═══ Raw data ═══

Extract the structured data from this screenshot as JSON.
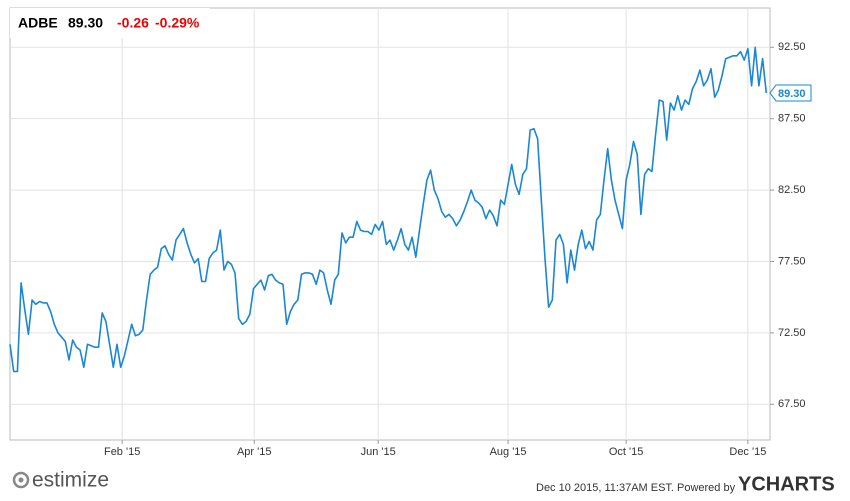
{
  "header": {
    "ticker": "ADBE",
    "price": "89.30",
    "change": "-0.26",
    "change_pct": "-0.29%"
  },
  "chart_data": {
    "type": "line",
    "series": [
      {
        "name": "ADBE",
        "color": "#1a87d5",
        "values": [
          71.7,
          69.8,
          69.8,
          76.0,
          74.1,
          72.4,
          74.8,
          74.5,
          74.7,
          74.6,
          74.6,
          74.0,
          73.1,
          72.5,
          72.2,
          71.9,
          70.6,
          72.0,
          71.5,
          71.3,
          70.1,
          71.7,
          71.6,
          71.5,
          71.5,
          73.9,
          73.3,
          71.7,
          70.1,
          71.7,
          70.1,
          70.9,
          72.0,
          73.1,
          72.3,
          72.4,
          72.7,
          74.8,
          76.6,
          76.9,
          77.1,
          78.4,
          78.6,
          78.0,
          77.6,
          79.0,
          79.4,
          79.8,
          78.8,
          78.0,
          77.4,
          77.7,
          76.1,
          76.1,
          77.7,
          78.1,
          78.3,
          79.7,
          76.9,
          77.5,
          77.3,
          76.7,
          73.5,
          73.1,
          73.3,
          73.8,
          75.6,
          75.9,
          76.2,
          75.5,
          76.5,
          76.6,
          76.2,
          76.0,
          75.9,
          73.1,
          74.0,
          74.5,
          74.8,
          76.6,
          76.7,
          76.7,
          76.6,
          75.9,
          76.9,
          76.7,
          75.5,
          74.5,
          76.2,
          76.6,
          79.5,
          78.8,
          79.2,
          79.2,
          80.3,
          79.7,
          79.6,
          79.6,
          79.4,
          80.1,
          79.7,
          80.3,
          78.7,
          79.0,
          78.3,
          79.0,
          79.8,
          78.7,
          78.3,
          79.2,
          77.8,
          79.7,
          81.5,
          83.2,
          83.9,
          82.5,
          81.9,
          81.0,
          80.6,
          80.8,
          80.5,
          80.0,
          80.4,
          81.0,
          81.7,
          82.5,
          81.8,
          81.6,
          81.3,
          80.5,
          81.1,
          80.7,
          80.0,
          81.8,
          81.5,
          82.9,
          84.3,
          82.9,
          82.2,
          83.6,
          84.0,
          86.7,
          86.8,
          86.1,
          81.8,
          77.7,
          74.3,
          74.8,
          79.0,
          79.4,
          78.7,
          76.0,
          78.3,
          76.9,
          78.7,
          79.7,
          78.4,
          78.9,
          78.3,
          80.4,
          80.8,
          83.2,
          85.4,
          83.2,
          81.8,
          80.8,
          79.8,
          83.2,
          84.3,
          85.9,
          85.0,
          80.8,
          83.6,
          84.0,
          83.8,
          86.4,
          88.8,
          88.7,
          86.0,
          88.6,
          88.1,
          89.1,
          88.1,
          88.8,
          88.5,
          89.6,
          90.1,
          90.9,
          89.8,
          90.2,
          91.0,
          89.0,
          89.5,
          90.5,
          91.7,
          91.8,
          91.9,
          91.9,
          92.2,
          91.6,
          92.4,
          89.8,
          92.5,
          89.8,
          91.7,
          89.3
        ]
      }
    ],
    "xlim": [
      0,
      206
    ],
    "xticks": [
      {
        "value": 30.4,
        "label": "Feb '15"
      },
      {
        "value": 66.2,
        "label": "Apr '15"
      },
      {
        "value": 99.8,
        "label": "Jun '15"
      },
      {
        "value": 135,
        "label": "Aug '15"
      },
      {
        "value": 167,
        "label": "Oct '15"
      },
      {
        "value": 200,
        "label": "Dec '15"
      }
    ],
    "ylim": [
      65,
      95.25
    ],
    "yticks": [
      {
        "value": 67.5,
        "label": "67.50"
      },
      {
        "value": 72.5,
        "label": "72.50"
      },
      {
        "value": 77.5,
        "label": "77.50"
      },
      {
        "value": 82.5,
        "label": "82.50"
      },
      {
        "value": 87.5,
        "label": "87.50"
      },
      {
        "value": 92.5,
        "label": "92.50"
      }
    ],
    "grid": true
  },
  "footer": {
    "logo": "estimize",
    "timestamp": "Dec 10 2015, 11:37AM EST.",
    "powered_by": "Powered by",
    "brand": "YCHARTS"
  }
}
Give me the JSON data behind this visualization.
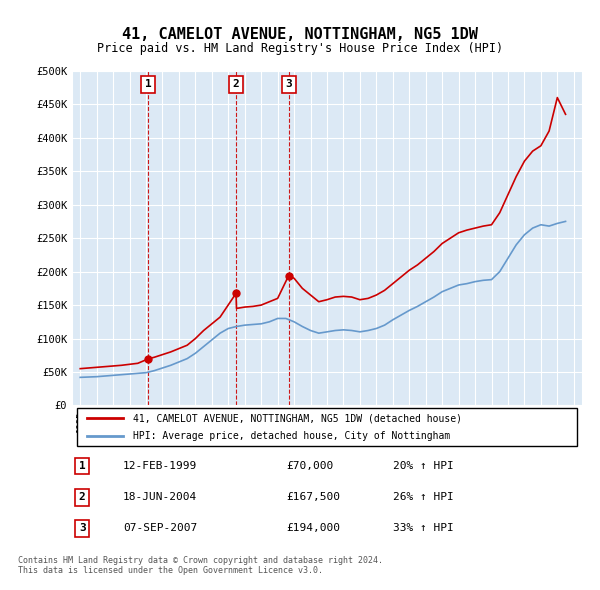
{
  "title": "41, CAMELOT AVENUE, NOTTINGHAM, NG5 1DW",
  "subtitle": "Price paid vs. HM Land Registry's House Price Index (HPI)",
  "background_color": "#dce9f5",
  "plot_bg_color": "#dce9f5",
  "xlabel": "",
  "ylabel": "",
  "ylim": [
    0,
    500000
  ],
  "yticks": [
    0,
    50000,
    100000,
    150000,
    200000,
    250000,
    300000,
    350000,
    400000,
    450000,
    500000
  ],
  "ytick_labels": [
    "£0",
    "£50K",
    "£100K",
    "£150K",
    "£200K",
    "£250K",
    "£300K",
    "£350K",
    "£400K",
    "£450K",
    "£500K"
  ],
  "sale_dates": [
    "1999-02-12",
    "2004-06-18",
    "2007-09-07"
  ],
  "sale_prices": [
    70000,
    167500,
    194000
  ],
  "sale_labels": [
    "1",
    "2",
    "3"
  ],
  "legend_property": "41, CAMELOT AVENUE, NOTTINGHAM, NG5 1DW (detached house)",
  "legend_hpi": "HPI: Average price, detached house, City of Nottingham",
  "table_rows": [
    {
      "label": "1",
      "date": "12-FEB-1999",
      "price": "£70,000",
      "hpi": "20% ↑ HPI"
    },
    {
      "label": "2",
      "date": "18-JUN-2004",
      "price": "£167,500",
      "hpi": "26% ↑ HPI"
    },
    {
      "label": "3",
      "date": "07-SEP-2007",
      "price": "£194,000",
      "hpi": "33% ↑ HPI"
    }
  ],
  "footer": "Contains HM Land Registry data © Crown copyright and database right 2024.\nThis data is licensed under the Open Government Licence v3.0.",
  "property_line_color": "#cc0000",
  "hpi_line_color": "#6699cc",
  "sale_marker_color": "#cc0000",
  "dashed_line_color": "#cc0000",
  "hpi_data_x": [
    1995.0,
    1995.5,
    1996.0,
    1996.5,
    1997.0,
    1997.5,
    1998.0,
    1998.5,
    1999.0,
    1999.5,
    2000.0,
    2000.5,
    2001.0,
    2001.5,
    2002.0,
    2002.5,
    2003.0,
    2003.5,
    2004.0,
    2004.5,
    2005.0,
    2005.5,
    2006.0,
    2006.5,
    2007.0,
    2007.5,
    2008.0,
    2008.5,
    2009.0,
    2009.5,
    2010.0,
    2010.5,
    2011.0,
    2011.5,
    2012.0,
    2012.5,
    2013.0,
    2013.5,
    2014.0,
    2014.5,
    2015.0,
    2015.5,
    2016.0,
    2016.5,
    2017.0,
    2017.5,
    2018.0,
    2018.5,
    2019.0,
    2019.5,
    2020.0,
    2020.5,
    2021.0,
    2021.5,
    2022.0,
    2022.5,
    2023.0,
    2023.5,
    2024.0,
    2024.5
  ],
  "hpi_data_y": [
    42000,
    42500,
    43000,
    44000,
    45000,
    46000,
    47000,
    48000,
    49000,
    52000,
    56000,
    60000,
    65000,
    70000,
    78000,
    88000,
    98000,
    108000,
    115000,
    118000,
    120000,
    121000,
    122000,
    125000,
    130000,
    130000,
    125000,
    118000,
    112000,
    108000,
    110000,
    112000,
    113000,
    112000,
    110000,
    112000,
    115000,
    120000,
    128000,
    135000,
    142000,
    148000,
    155000,
    162000,
    170000,
    175000,
    180000,
    182000,
    185000,
    187000,
    188000,
    200000,
    220000,
    240000,
    255000,
    265000,
    270000,
    268000,
    272000,
    275000
  ],
  "property_data_x": [
    1995.0,
    1995.5,
    1996.0,
    1996.5,
    1997.0,
    1997.5,
    1998.0,
    1998.5,
    1999.17,
    1999.5,
    2000.0,
    2000.5,
    2001.0,
    2001.5,
    2002.0,
    2002.5,
    2003.0,
    2003.5,
    2004.47,
    2004.5,
    2005.0,
    2005.5,
    2006.0,
    2006.5,
    2007.0,
    2007.67,
    2008.0,
    2008.5,
    2009.0,
    2009.5,
    2010.0,
    2010.5,
    2011.0,
    2011.5,
    2012.0,
    2012.5,
    2013.0,
    2013.5,
    2014.0,
    2014.5,
    2015.0,
    2015.5,
    2016.0,
    2016.5,
    2017.0,
    2017.5,
    2018.0,
    2018.5,
    2019.0,
    2019.5,
    2020.0,
    2020.5,
    2021.0,
    2021.5,
    2022.0,
    2022.5,
    2023.0,
    2023.5,
    2024.0,
    2024.5
  ],
  "property_data_y": [
    55000,
    56000,
    57000,
    58000,
    59000,
    60000,
    61500,
    63000,
    70000,
    72000,
    76000,
    80000,
    85000,
    90000,
    100000,
    112000,
    122000,
    132000,
    167500,
    145000,
    147000,
    148000,
    150000,
    155000,
    160000,
    194000,
    190000,
    175000,
    165000,
    155000,
    158000,
    162000,
    163000,
    162000,
    158000,
    160000,
    165000,
    172000,
    182000,
    192000,
    202000,
    210000,
    220000,
    230000,
    242000,
    250000,
    258000,
    262000,
    265000,
    268000,
    270000,
    288000,
    315000,
    342000,
    365000,
    380000,
    388000,
    410000,
    460000,
    435000
  ]
}
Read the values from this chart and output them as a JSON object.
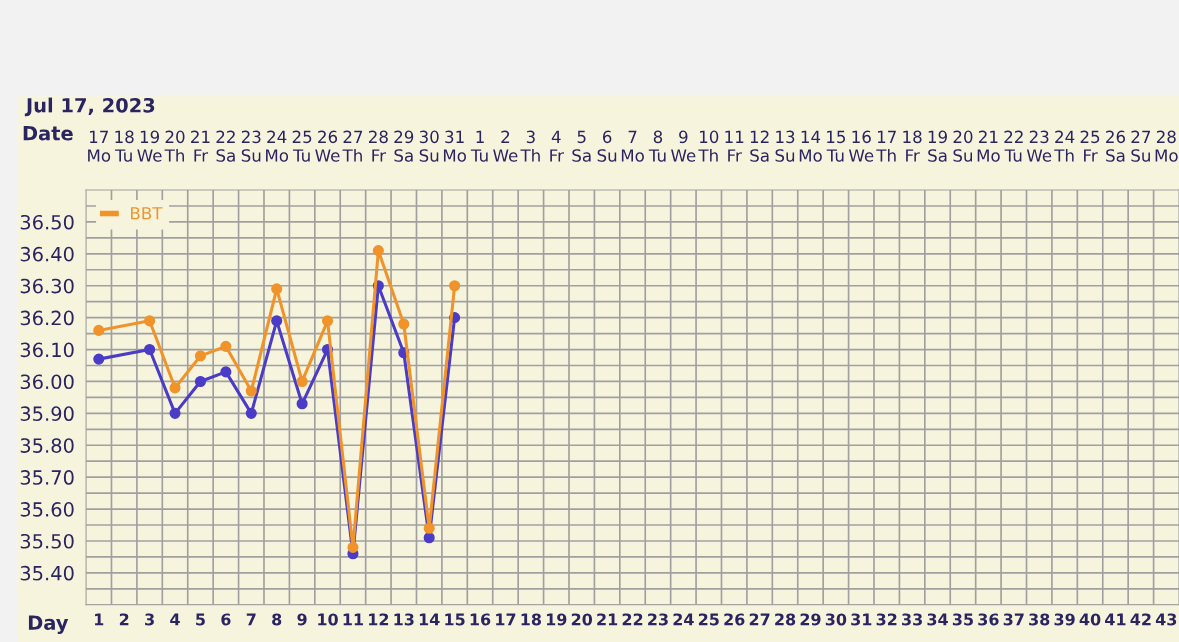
{
  "chart_data": {
    "type": "line",
    "title": "Jul 17, 2023",
    "xlabel": "Day",
    "x2label": "Date",
    "categories": [
      "1",
      "2",
      "3",
      "4",
      "5",
      "6",
      "7",
      "8",
      "9",
      "10",
      "11",
      "12",
      "13",
      "14",
      "15",
      "16",
      "17",
      "18",
      "19",
      "20",
      "21",
      "22",
      "23",
      "24",
      "25",
      "26",
      "27",
      "28",
      "29",
      "30",
      "31",
      "32",
      "33",
      "34",
      "35",
      "36",
      "37",
      "38",
      "39",
      "40",
      "41",
      "42",
      "43"
    ],
    "series": [
      {
        "name": "BBT",
        "color": "#f0932b",
        "values": [
          36.16,
          null,
          36.19,
          35.98,
          36.08,
          36.11,
          35.97,
          36.29,
          36.0,
          36.19,
          35.48,
          36.41,
          36.18,
          35.54,
          36.3,
          null,
          null,
          null,
          null,
          null,
          null,
          null,
          null,
          null,
          null,
          null,
          null,
          null,
          null,
          null,
          null,
          null,
          null,
          null,
          null,
          null,
          null,
          null,
          null,
          null,
          null,
          null,
          null
        ]
      },
      {
        "color": "#4b3cc8",
        "values": [
          36.07,
          null,
          36.1,
          35.9,
          36.0,
          36.03,
          35.9,
          36.19,
          35.93,
          36.1,
          35.46,
          36.3,
          36.09,
          35.51,
          36.2,
          null,
          null,
          null,
          null,
          null,
          null,
          null,
          null,
          null,
          null,
          null,
          null,
          null,
          null,
          null,
          null,
          null,
          null,
          null,
          null,
          null,
          null,
          null,
          null,
          null,
          null,
          null,
          null
        ]
      }
    ],
    "x2lim": [
      "2023-07-16T12:00",
      "2023-08-28T12:00"
    ],
    "x2ticks": [
      {
        "value": "2023-07-17",
        "label": "17\nMo"
      },
      {
        "value": "2023-07-18",
        "label": "18\nTu"
      },
      {
        "value": "2023-07-19",
        "label": "19\nWe"
      },
      {
        "value": "2023-07-20",
        "label": "20\nTh"
      },
      {
        "value": "2023-07-21",
        "label": "21\nFr"
      },
      {
        "value": "2023-07-22",
        "label": "22\nSa"
      },
      {
        "value": "2023-07-23",
        "label": "23\nSu"
      },
      {
        "value": "2023-07-24",
        "label": "24\nMo"
      },
      {
        "value": "2023-07-25",
        "label": "25\nTu"
      },
      {
        "value": "2023-07-26",
        "label": "26\nWe"
      },
      {
        "value": "2023-07-27",
        "label": "27\nTh"
      },
      {
        "value": "2023-07-28",
        "label": "28\nFr"
      },
      {
        "value": "2023-07-29",
        "label": "29\nSa"
      },
      {
        "value": "2023-07-30",
        "label": "30\nSu"
      },
      {
        "value": "2023-07-31",
        "label": "31\nMo"
      },
      {
        "value": "2023-08-01",
        "label": "1\nTu"
      },
      {
        "value": "2023-08-02",
        "label": "2\nWe"
      },
      {
        "value": "2023-08-03",
        "label": "3\nTh"
      },
      {
        "value": "2023-08-04",
        "label": "4\nFr"
      },
      {
        "value": "2023-08-05",
        "label": "5\nSa"
      },
      {
        "value": "2023-08-06",
        "label": "6\nSu"
      },
      {
        "value": "2023-08-07",
        "label": "7\nMo"
      },
      {
        "value": "2023-08-08",
        "label": "8\nTu"
      },
      {
        "value": "2023-08-09",
        "label": "9\nWe"
      },
      {
        "value": "2023-08-10",
        "label": "10\nTh"
      },
      {
        "value": "2023-08-11",
        "label": "11\nFr"
      },
      {
        "value": "2023-08-12",
        "label": "12\nSa"
      },
      {
        "value": "2023-08-13",
        "label": "13\nSu"
      },
      {
        "value": "2023-08-14",
        "label": "14\nMo"
      },
      {
        "value": "2023-08-15",
        "label": "15\nTu"
      },
      {
        "value": "2023-08-16",
        "label": "16\nWe"
      },
      {
        "value": "2023-08-17",
        "label": "17\nTh"
      },
      {
        "value": "2023-08-18",
        "label": "18\nFr"
      },
      {
        "value": "2023-08-19",
        "label": "19\nSa"
      },
      {
        "value": "2023-08-20",
        "label": "20\nSu"
      },
      {
        "value": "2023-08-21",
        "label": "21\nMo"
      },
      {
        "value": "2023-08-22",
        "label": "22\nTu"
      },
      {
        "value": "2023-08-23",
        "label": "23\nWe"
      },
      {
        "value": "2023-08-24",
        "label": "24\nTh"
      },
      {
        "value": "2023-08-25",
        "label": "25\nFr"
      },
      {
        "value": "2023-08-26",
        "label": "26\nSa"
      },
      {
        "value": "2023-08-27",
        "label": "27\nSu"
      },
      {
        "value": "2023-08-28",
        "label": "28\nMo"
      }
    ],
    "ylim": [
      35.3,
      36.6
    ],
    "yticks": [
      {
        "value": 35.3,
        "label": null
      },
      {
        "value": 35.35,
        "label": null
      },
      {
        "value": 35.4,
        "label": "35.40"
      },
      {
        "value": 35.45,
        "label": null
      },
      {
        "value": 35.5,
        "label": "35.50"
      },
      {
        "value": 35.55,
        "label": null
      },
      {
        "value": 35.6,
        "label": "35.60"
      },
      {
        "value": 35.65,
        "label": null
      },
      {
        "value": 35.7,
        "label": "35.70"
      },
      {
        "value": 35.75,
        "label": null
      },
      {
        "value": 35.8,
        "label": "35.80"
      },
      {
        "value": 35.85,
        "label": null
      },
      {
        "value": 35.9,
        "label": "35.90"
      },
      {
        "value": 35.95,
        "label": null
      },
      {
        "value": 36.0,
        "label": "36.00"
      },
      {
        "value": 36.05,
        "label": null
      },
      {
        "value": 36.1,
        "label": "36.10"
      },
      {
        "value": 36.15,
        "label": null
      },
      {
        "value": 36.2,
        "label": "36.20"
      },
      {
        "value": 36.25,
        "label": null
      },
      {
        "value": 36.3,
        "label": "36.30"
      },
      {
        "value": 36.35,
        "label": null
      },
      {
        "value": 36.4,
        "label": "36.40"
      },
      {
        "value": 36.45,
        "label": null
      },
      {
        "value": 36.5,
        "label": "36.50"
      },
      {
        "value": 36.55,
        "label": null
      }
    ],
    "grid": true,
    "legend": "top left",
    "marker": "circle",
    "line_style": "solid"
  }
}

═══

=== The request ===
Please list every line of the records that contains "from".

=== The completed task ===
Extract the structured data from this screenshot as JSON.
Read the values from this chart and output them as a JSON object.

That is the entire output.